*STORED ROWS:*

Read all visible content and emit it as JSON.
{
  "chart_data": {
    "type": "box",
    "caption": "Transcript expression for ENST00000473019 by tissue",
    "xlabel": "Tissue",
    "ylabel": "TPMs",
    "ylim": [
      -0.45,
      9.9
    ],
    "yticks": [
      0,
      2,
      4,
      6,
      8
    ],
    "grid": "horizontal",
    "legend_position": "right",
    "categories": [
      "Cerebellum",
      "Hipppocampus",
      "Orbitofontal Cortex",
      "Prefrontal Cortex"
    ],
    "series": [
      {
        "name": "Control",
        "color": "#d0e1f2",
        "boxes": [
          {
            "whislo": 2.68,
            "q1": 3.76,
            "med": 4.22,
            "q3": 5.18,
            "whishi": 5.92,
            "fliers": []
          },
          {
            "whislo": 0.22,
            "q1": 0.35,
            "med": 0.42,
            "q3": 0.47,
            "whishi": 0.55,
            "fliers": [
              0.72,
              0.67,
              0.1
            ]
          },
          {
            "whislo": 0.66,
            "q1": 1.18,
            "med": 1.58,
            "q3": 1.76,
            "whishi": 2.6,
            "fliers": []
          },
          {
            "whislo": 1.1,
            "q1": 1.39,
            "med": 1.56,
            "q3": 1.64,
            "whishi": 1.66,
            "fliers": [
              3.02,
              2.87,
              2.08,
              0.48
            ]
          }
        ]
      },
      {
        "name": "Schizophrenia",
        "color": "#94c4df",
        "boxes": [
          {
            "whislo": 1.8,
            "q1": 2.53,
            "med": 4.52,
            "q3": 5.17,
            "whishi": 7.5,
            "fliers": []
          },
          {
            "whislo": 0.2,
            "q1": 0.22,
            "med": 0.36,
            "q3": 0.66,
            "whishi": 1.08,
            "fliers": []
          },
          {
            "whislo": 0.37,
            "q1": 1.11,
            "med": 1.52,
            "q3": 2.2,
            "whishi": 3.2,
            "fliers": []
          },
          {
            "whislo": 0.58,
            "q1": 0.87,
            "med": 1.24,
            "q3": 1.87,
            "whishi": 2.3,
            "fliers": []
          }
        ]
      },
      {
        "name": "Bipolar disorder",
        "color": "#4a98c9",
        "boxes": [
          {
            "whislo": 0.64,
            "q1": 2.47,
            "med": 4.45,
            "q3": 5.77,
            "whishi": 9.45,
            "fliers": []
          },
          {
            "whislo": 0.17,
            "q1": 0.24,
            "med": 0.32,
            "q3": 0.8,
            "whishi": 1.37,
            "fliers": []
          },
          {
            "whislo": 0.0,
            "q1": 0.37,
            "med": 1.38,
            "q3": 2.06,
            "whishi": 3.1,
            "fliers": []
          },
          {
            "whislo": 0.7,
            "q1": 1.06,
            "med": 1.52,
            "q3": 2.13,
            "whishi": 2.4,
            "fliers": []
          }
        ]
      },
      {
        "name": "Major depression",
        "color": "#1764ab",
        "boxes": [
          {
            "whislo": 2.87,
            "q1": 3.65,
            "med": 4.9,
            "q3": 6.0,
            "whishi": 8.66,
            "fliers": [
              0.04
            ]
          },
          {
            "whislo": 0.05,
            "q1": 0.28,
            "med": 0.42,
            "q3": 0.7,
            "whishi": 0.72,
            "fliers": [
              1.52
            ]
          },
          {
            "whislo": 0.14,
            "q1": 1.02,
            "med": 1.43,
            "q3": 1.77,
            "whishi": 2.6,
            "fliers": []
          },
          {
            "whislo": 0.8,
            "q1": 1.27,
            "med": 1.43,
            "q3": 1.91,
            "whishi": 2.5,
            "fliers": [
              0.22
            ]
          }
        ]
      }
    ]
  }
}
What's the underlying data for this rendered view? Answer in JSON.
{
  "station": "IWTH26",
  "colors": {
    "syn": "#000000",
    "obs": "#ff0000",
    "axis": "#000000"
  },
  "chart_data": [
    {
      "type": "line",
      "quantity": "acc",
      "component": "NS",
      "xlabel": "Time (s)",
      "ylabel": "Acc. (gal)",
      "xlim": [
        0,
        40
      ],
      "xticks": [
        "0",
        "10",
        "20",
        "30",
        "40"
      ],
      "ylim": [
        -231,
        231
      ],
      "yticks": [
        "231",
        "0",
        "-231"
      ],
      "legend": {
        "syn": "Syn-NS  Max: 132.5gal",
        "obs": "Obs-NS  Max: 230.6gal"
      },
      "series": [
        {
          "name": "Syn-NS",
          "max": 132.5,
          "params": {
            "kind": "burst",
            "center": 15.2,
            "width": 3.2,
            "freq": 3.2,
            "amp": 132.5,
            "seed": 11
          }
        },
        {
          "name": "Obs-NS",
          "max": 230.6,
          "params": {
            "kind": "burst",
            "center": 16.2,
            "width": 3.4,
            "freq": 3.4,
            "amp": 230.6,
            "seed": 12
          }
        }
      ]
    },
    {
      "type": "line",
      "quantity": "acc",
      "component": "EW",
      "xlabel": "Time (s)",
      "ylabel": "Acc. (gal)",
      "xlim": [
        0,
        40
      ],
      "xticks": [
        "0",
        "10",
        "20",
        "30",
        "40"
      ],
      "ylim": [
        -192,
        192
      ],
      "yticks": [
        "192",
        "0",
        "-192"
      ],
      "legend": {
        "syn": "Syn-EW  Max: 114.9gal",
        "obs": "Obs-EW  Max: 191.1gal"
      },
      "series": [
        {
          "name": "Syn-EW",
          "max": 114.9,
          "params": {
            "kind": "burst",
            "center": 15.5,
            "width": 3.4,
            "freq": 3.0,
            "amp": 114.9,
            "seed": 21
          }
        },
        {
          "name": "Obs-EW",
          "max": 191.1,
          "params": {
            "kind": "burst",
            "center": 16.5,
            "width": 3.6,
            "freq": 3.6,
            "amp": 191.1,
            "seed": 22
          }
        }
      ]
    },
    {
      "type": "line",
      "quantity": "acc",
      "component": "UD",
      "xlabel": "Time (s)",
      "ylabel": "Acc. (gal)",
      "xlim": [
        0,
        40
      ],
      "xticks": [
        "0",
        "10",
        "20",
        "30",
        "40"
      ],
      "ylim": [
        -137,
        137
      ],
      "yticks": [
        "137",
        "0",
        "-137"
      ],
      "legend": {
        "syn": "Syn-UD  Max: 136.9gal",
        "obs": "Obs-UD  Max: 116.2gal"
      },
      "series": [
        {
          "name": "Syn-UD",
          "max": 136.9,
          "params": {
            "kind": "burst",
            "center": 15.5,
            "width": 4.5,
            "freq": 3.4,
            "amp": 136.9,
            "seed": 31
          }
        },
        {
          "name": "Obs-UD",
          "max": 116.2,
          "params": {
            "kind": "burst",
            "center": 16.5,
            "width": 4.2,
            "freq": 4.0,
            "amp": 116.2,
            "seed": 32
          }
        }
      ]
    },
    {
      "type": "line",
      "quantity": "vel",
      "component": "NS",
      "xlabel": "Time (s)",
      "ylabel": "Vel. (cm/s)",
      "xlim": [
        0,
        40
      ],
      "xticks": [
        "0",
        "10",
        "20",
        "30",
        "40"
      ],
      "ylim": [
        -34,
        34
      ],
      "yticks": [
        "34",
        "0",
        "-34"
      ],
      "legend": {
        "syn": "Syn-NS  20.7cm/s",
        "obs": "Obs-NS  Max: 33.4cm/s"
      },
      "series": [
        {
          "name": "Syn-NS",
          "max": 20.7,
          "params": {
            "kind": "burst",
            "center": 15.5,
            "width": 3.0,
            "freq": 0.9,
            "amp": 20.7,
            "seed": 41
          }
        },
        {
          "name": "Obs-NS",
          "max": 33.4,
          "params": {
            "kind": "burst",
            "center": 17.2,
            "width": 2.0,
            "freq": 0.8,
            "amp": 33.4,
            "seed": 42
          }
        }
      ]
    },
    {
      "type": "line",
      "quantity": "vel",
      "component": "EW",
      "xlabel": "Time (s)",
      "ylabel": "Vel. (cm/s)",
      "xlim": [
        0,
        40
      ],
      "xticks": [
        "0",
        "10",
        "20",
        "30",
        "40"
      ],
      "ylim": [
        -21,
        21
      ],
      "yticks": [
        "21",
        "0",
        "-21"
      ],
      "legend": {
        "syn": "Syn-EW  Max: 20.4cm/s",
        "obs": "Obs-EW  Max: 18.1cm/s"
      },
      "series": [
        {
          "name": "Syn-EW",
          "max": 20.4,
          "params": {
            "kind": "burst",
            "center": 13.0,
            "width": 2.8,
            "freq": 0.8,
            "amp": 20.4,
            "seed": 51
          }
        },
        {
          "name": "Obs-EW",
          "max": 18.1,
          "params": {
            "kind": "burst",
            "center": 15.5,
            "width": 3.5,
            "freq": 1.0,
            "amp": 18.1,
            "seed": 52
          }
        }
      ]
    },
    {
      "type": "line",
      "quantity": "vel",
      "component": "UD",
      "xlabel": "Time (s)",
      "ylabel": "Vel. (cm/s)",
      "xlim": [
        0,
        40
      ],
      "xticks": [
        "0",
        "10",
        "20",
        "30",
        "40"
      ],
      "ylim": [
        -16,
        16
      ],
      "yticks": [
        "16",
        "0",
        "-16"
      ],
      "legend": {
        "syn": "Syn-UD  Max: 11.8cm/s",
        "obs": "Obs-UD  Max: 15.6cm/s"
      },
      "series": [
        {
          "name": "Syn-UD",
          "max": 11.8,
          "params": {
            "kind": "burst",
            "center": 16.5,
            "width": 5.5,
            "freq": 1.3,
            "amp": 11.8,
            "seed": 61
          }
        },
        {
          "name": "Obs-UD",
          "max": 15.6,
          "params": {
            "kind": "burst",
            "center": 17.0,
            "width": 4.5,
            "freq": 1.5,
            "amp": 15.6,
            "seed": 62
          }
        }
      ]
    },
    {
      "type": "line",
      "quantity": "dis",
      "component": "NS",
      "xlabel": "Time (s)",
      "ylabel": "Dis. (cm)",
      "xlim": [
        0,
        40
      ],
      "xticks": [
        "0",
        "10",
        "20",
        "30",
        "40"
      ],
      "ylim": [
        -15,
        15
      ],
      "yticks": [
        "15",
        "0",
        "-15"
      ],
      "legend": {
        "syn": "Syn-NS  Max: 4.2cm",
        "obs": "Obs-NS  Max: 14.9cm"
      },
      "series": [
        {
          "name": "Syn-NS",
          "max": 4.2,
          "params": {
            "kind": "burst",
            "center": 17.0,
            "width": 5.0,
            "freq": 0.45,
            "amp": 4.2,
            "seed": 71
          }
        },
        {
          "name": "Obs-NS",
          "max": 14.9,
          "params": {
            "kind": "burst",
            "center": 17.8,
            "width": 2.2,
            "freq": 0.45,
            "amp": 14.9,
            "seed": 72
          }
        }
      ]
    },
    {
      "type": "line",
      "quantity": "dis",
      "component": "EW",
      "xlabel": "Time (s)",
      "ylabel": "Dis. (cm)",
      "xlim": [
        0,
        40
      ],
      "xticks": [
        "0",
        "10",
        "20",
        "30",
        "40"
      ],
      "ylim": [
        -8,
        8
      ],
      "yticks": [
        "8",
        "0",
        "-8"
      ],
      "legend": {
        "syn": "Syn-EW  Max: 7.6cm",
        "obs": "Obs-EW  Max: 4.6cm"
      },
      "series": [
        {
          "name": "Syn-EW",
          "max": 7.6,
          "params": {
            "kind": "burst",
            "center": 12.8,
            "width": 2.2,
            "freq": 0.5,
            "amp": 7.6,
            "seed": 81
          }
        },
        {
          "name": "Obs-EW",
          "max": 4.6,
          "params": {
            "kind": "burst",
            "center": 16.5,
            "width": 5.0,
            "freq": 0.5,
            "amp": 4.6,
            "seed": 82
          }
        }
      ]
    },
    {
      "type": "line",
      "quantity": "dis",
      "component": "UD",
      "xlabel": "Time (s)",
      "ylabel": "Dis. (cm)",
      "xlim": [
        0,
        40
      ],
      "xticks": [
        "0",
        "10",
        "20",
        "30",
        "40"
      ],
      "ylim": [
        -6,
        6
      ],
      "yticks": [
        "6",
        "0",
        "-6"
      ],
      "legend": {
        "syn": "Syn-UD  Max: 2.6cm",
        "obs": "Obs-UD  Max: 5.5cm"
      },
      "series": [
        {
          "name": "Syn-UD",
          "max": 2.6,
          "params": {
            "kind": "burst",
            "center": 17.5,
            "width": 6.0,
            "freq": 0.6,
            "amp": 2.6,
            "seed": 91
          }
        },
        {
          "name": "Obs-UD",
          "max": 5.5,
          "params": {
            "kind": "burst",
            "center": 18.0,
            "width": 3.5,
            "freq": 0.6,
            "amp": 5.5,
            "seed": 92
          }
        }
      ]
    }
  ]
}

*GIVEN PROBLEM:*
Gather all lines where the word "Cortex" appears.

*FINISHED TASK:*
      "Orbitofontal Cortex",
      "Prefrontal Cortex"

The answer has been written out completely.